* [WHAT TO PRODUCE]: Write every record out again exactly as given.

** Start **

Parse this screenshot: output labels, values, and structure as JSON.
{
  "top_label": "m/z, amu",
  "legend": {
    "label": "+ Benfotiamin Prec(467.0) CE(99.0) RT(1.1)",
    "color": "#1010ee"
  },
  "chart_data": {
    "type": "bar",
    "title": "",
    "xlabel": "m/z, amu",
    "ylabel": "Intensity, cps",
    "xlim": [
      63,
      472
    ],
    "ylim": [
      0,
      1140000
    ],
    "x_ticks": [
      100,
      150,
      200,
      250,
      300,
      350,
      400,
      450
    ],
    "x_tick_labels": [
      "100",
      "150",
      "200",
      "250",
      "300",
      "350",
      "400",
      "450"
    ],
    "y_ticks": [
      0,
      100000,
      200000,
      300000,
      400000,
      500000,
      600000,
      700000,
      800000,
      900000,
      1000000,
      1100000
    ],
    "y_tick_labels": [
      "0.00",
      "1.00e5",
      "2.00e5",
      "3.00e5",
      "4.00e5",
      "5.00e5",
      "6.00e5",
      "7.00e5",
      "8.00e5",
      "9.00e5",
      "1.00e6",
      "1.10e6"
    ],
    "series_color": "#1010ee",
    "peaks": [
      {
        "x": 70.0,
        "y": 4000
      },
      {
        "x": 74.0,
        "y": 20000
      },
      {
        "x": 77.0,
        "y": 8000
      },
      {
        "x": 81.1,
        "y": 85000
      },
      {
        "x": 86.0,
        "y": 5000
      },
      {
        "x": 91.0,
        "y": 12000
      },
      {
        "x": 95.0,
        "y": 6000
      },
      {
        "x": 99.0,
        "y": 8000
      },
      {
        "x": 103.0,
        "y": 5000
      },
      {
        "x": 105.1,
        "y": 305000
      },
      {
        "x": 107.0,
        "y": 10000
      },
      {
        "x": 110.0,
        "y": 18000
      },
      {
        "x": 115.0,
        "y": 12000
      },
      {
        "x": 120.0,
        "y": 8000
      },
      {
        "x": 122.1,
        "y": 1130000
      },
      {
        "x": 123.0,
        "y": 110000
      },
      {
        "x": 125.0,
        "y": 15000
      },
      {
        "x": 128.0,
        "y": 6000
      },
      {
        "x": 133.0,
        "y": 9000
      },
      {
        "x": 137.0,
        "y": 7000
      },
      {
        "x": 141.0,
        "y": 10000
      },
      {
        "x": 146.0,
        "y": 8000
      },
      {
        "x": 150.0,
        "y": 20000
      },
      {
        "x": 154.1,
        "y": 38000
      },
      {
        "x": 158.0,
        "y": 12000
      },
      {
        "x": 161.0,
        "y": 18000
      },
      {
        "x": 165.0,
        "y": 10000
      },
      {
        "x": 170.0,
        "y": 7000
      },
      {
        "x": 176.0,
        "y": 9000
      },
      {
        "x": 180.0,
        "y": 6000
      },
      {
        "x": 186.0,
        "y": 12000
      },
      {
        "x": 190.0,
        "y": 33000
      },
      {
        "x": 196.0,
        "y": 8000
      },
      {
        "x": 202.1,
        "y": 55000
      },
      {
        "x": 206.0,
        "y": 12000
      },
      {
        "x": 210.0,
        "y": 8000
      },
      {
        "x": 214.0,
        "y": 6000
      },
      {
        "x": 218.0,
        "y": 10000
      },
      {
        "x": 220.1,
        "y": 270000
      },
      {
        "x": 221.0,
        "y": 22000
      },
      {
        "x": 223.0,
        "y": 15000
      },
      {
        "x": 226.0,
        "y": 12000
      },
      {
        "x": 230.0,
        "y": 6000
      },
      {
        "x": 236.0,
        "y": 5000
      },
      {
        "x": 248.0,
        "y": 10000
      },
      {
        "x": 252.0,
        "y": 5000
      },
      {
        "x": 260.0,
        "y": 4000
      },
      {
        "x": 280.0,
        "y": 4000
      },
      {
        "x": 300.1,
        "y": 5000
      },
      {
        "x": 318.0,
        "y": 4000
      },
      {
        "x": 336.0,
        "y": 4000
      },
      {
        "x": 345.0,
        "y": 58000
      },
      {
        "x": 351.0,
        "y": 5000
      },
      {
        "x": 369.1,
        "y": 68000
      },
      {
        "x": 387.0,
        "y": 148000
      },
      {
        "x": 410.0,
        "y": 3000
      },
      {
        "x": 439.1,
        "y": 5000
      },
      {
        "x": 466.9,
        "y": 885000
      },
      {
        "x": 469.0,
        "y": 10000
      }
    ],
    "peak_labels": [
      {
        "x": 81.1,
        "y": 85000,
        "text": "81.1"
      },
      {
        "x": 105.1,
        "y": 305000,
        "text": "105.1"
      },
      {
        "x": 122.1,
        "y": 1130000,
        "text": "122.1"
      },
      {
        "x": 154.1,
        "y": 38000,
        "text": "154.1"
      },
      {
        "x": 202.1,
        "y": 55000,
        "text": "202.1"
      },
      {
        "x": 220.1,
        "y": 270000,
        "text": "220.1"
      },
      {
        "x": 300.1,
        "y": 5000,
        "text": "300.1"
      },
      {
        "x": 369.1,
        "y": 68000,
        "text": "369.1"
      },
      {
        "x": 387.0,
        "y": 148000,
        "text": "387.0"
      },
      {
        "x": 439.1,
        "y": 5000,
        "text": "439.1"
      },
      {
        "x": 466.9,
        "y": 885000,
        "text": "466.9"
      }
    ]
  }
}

** End **

* [TASK OUTPUT]:
Parse this screenshot: output labels, values, and structure as JSON.
{
  "top_label": "m/z, amu",
  "legend": {
    "label": "+ Benfotiamin Prec(467.0) CE(99.0) RT(1.1)",
    "color": "#1010ee"
  },
  "chart_data": {
    "type": "bar",
    "title": "",
    "xlabel": "m/z, amu",
    "ylabel": "Intensity, cps",
    "xlim": [
      63,
      472
    ],
    "ylim": [
      0,
      1140000
    ],
    "x_ticks": [
      100,
      150,
      200,
      250,
      300,
      350,
      400,
      450
    ],
    "x_tick_labels": [
      "100",
      "150",
      "200",
      "250",
      "300",
      "350",
      "400",
      "450"
    ],
    "y_ticks": [
      0,
      100000,
      200000,
      300000,
      400000,
      500000,
      600000,
      700000,
      800000,
      900000,
      1000000,
      1100000
    ],
    "y_tick_labels": [
      "0.00",
      "1.00e5",
      "2.00e5",
      "3.00e5",
      "4.00e5",
      "5.00e5",
      "6.00e5",
      "7.00e5",
      "8.00e5",
      "9.00e5",
      "1.00e6",
      "1.10e6"
    ],
    "series_color": "#1010ee",
    "peaks": [
      {
        "x": 70.0,
        "y": 4000
      },
      {
        "x": 74.0,
        "y": 20000
      },
      {
        "x": 77.0,
        "y": 8000
      },
      {
        "x": 81.1,
        "y": 85000
      },
      {
        "x": 86.0,
        "y": 5000
      },
      {
        "x": 91.0,
        "y": 12000
      },
      {
        "x": 95.0,
        "y": 6000
      },
      {
        "x": 99.0,
        "y": 8000
      },
      {
        "x": 103.0,
        "y": 5000
      },
      {
        "x": 105.1,
        "y": 305000
      },
      {
        "x": 107.0,
        "y": 10000
      },
      {
        "x": 110.0,
        "y": 18000
      },
      {
        "x": 115.0,
        "y": 12000
      },
      {
        "x": 120.0,
        "y": 8000
      },
      {
        "x": 122.1,
        "y": 1130000
      },
      {
        "x": 123.0,
        "y": 110000
      },
      {
        "x": 125.0,
        "y": 15000
      },
      {
        "x": 128.0,
        "y": 6000
      },
      {
        "x": 133.0,
        "y": 9000
      },
      {
        "x": 137.0,
        "y": 7000
      },
      {
        "x": 141.0,
        "y": 10000
      },
      {
        "x": 146.0,
        "y": 8000
      },
      {
        "x": 150.0,
        "y": 20000
      },
      {
        "x": 154.1,
        "y": 38000
      },
      {
        "x": 158.0,
        "y": 12000
      },
      {
        "x": 161.0,
        "y": 18000
      },
      {
        "x": 165.0,
        "y": 10000
      },
      {
        "x": 170.0,
        "y": 7000
      },
      {
        "x": 176.0,
        "y": 9000
      },
      {
        "x": 180.0,
        "y": 6000
      },
      {
        "x": 186.0,
        "y": 12000
      },
      {
        "x": 190.0,
        "y": 33000
      },
      {
        "x": 196.0,
        "y": 8000
      },
      {
        "x": 202.1,
        "y": 55000
      },
      {
        "x": 206.0,
        "y": 12000
      },
      {
        "x": 210.0,
        "y": 8000
      },
      {
        "x": 214.0,
        "y": 6000
      },
      {
        "x": 218.0,
        "y": 10000
      },
      {
        "x": 220.1,
        "y": 270000
      },
      {
        "x": 221.0,
        "y": 22000
      },
      {
        "x": 223.0,
        "y": 15000
      },
      {
        "x": 226.0,
        "y": 12000
      },
      {
        "x": 230.0,
        "y": 6000
      },
      {
        "x": 236.0,
        "y": 5000
      },
      {
        "x": 248.0,
        "y": 10000
      },
      {
        "x": 252.0,
        "y": 5000
      },
      {
        "x": 260.0,
        "y": 4000
      },
      {
        "x": 280.0,
        "y": 4000
      },
      {
        "x": 300.1,
        "y": 5000
      },
      {
        "x": 318.0,
        "y": 4000
      },
      {
        "x": 336.0,
        "y": 4000
      },
      {
        "x": 345.0,
        "y": 58000
      },
      {
        "x": 351.0,
        "y": 5000
      },
      {
        "x": 369.1,
        "y": 68000
      },
      {
        "x": 387.0,
        "y": 148000
      },
      {
        "x": 410.0,
        "y": 3000
      },
      {
        "x": 439.1,
        "y": 5000
      },
      {
        "x": 466.9,
        "y": 885000
      },
      {
        "x": 469.0,
        "y": 10000
      }
    ],
    "peak_labels": [
      {
        "x": 81.1,
        "y": 85000,
        "text": "81.1"
      },
      {
        "x": 105.1,
        "y": 305000,
        "text": "105.1"
      },
      {
        "x": 122.1,
        "y": 1130000,
        "text": "122.1"
      },
      {
        "x": 154.1,
        "y": 38000,
        "text": "154.1"
      },
      {
        "x": 202.1,
        "y": 55000,
        "text": "202.1"
      },
      {
        "x": 220.1,
        "y": 270000,
        "text": "220.1"
      },
      {
        "x": 300.1,
        "y": 5000,
        "text": "300.1"
      },
      {
        "x": 369.1,
        "y": 68000,
        "text": "369.1"
      },
      {
        "x": 387.0,
        "y": 148000,
        "text": "387.0"
      },
      {
        "x": 439.1,
        "y": 5000,
        "text": "439.1"
      },
      {
        "x": 466.9,
        "y": 885000,
        "text": "466.9"
      }
    ]
  }
}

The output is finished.